▸ **REQUEST 1**: Print the passage of the code environments tutorial below that begins at the words "Tutorial | Code" and ends after the words "environment concept article.", with no changes.

▸ **EXCERPT PROVIDED**:
____________________
Tutorial | Code Environments (Developer part 3)¶
Dataiku code environments address the problem of managing dependencies and versions when writing code in Python and R. They are similar to the Python virtualenv or to renv (for R users).
Before beginning this tutorial, you may wish to review a code environment concept article.
In this tutorial, you will:
create a code environment;
set a code environment at the project, recipe and notebook level.
If you skipped the previous sections and just want to focus on code environments, you need to:
One additional prerequisite is the permission to create, modify, and use code environments. These permissions can be assigned by an administrator of your Dataiku instance.
If you don’t have the necessary permissions to create code environments on your instance, you can complete this tutorial using the free edition or a trial of Dataiku Cloud.
A Dataiku administrator, or any user in a group with the proper permissions, can create different code environments.
There are two main ways to create a code environment:
Creating a new Python or R environment from scratch and then importing various packages into it;
Importing a previously created Python or R environment into a Dataiku instance, and then optionally configuring it further.
____________________
Records from a data collection
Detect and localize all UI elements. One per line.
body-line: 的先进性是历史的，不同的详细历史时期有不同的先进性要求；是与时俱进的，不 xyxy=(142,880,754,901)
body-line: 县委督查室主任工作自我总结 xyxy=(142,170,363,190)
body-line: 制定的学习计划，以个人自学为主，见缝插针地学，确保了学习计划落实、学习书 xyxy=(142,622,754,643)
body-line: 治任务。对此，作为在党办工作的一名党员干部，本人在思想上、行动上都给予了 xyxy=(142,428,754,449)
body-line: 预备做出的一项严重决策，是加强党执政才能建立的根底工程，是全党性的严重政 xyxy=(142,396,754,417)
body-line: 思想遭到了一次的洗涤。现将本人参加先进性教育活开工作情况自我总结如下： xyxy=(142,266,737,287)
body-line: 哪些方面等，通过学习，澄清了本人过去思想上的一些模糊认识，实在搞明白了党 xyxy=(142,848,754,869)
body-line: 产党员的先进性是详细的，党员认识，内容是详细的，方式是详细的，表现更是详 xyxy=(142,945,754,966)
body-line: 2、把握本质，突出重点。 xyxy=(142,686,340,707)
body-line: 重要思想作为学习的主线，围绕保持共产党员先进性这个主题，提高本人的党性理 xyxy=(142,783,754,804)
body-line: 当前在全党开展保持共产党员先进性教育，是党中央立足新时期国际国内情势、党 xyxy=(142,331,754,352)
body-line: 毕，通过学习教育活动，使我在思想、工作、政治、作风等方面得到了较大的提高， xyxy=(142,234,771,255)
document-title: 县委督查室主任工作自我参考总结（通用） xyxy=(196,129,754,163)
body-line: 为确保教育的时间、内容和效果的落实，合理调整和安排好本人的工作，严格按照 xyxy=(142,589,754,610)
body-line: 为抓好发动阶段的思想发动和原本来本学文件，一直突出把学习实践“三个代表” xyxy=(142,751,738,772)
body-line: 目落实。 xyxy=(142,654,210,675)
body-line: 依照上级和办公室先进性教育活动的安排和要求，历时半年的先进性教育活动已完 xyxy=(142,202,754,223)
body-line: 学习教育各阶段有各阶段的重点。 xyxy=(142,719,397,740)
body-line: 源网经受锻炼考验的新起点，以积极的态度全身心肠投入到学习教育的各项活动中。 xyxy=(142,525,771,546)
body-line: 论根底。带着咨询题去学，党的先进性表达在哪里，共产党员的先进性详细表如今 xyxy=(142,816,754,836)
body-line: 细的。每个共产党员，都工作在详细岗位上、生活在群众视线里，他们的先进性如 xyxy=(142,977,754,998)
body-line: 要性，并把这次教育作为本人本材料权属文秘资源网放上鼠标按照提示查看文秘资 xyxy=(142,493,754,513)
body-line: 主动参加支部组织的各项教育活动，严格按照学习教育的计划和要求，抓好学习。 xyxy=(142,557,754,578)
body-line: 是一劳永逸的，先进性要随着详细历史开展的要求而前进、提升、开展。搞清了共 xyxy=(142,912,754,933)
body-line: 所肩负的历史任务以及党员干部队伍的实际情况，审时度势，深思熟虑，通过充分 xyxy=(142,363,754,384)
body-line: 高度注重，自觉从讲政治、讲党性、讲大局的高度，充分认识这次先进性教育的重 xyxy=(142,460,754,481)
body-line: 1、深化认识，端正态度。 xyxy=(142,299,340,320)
____________________
▸ **REQUEST 2**: Output the entire listing above, every line unchanged.

▸ **EXERCISE OUTPUT 1**:
Tutorial | Code Environments (Developer part 3)¶
Dataiku code environments address the problem of managing dependencies and versions when writing code in Python and R. They are similar to the Python virtualenv or to renv (for R users).
Before beginning this tutorial, you may wish to review a code environment concept article.

▸ **EXERCISE OUTPUT 2**:
Detect and localize all UI elements. One per line.
body-line: 的先进性是历史的，不同的详细历史时期有不同的先进性要求；是与时俱进的，不 xyxy=(142,880,754,901)
body-line: 县委督查室主任工作自我总结 xyxy=(142,170,363,190)
body-line: 制定的学习计划，以个人自学为主，见缝插针地学，确保了学习计划落实、学习书 xyxy=(142,622,754,643)
body-line: 治任务。对此，作为在党办工作的一名党员干部，本人在思想上、行动上都给予了 xyxy=(142,428,754,449)
body-line: 预备做出的一项严重决策，是加强党执政才能建立的根底工程，是全党性的严重政 xyxy=(142,396,754,417)
body-line: 思想遭到了一次的洗涤。现将本人参加先进性教育活开工作情况自我总结如下： xyxy=(142,266,737,287)
body-line: 哪些方面等，通过学习，澄清了本人过去思想上的一些模糊认识，实在搞明白了党 xyxy=(142,848,754,869)
body-line: 产党员的先进性是详细的，党员认识，内容是详细的，方式是详细的，表现更是详 xyxy=(142,945,754,966)
body-line: 2、把握本质，突出重点。 xyxy=(142,686,340,707)
body-line: 重要思想作为学习的主线，围绕保持共产党员先进性这个主题，提高本人的党性理 xyxy=(142,783,754,804)
body-line: 当前在全党开展保持共产党员先进性教育，是党中央立足新时期国际国内情势、党 xyxy=(142,331,754,352)
body-line: 毕，通过学习教育活动，使我在思想、工作、政治、作风等方面得到了较大的提高， xyxy=(142,234,771,255)
document-title: 县委督查室主任工作自我参考总结（通用） xyxy=(196,129,754,163)
body-line: 为确保教育的时间、内容和效果的落实，合理调整和安排好本人的工作，严格按照 xyxy=(142,589,754,610)
body-line: 为抓好发动阶段的思想发动和原本来本学文件，一直突出把学习实践“三个代表” xyxy=(142,751,738,772)
body-line: 目落实。 xyxy=(142,654,210,675)
body-line: 依照上级和办公室先进性教育活动的安排和要求，历时半年的先进性教育活动已完 xyxy=(142,202,754,223)
body-line: 学习教育各阶段有各阶段的重点。 xyxy=(142,719,397,740)
body-line: 源网经受锻炼考验的新起点，以积极的态度全身心肠投入到学习教育的各项活动中。 xyxy=(142,525,771,546)
body-line: 论根底。带着咨询题去学，党的先进性表达在哪里，共产党员的先进性详细表如今 xyxy=(142,816,754,836)
body-line: 细的。每个共产党员，都工作在详细岗位上、生活在群众视线里，他们的先进性如 xyxy=(142,977,754,998)
body-line: 要性，并把这次教育作为本人本材料权属文秘资源网放上鼠标按照提示查看文秘资 xyxy=(142,493,754,513)
body-line: 主动参加支部组织的各项教育活动，严格按照学习教育的计划和要求，抓好学习。 xyxy=(142,557,754,578)
body-line: 是一劳永逸的，先进性要随着详细历史开展的要求而前进、提升、开展。搞清了共 xyxy=(142,912,754,933)
body-line: 所肩负的历史任务以及党员干部队伍的实际情况，审时度势，深思熟虑，通过充分 xyxy=(142,363,754,384)
body-line: 高度注重，自觉从讲政治、讲党性、讲大局的高度，充分认识这次先进性教育的重 xyxy=(142,460,754,481)
body-line: 1、深化认识，端正态度。 xyxy=(142,299,340,320)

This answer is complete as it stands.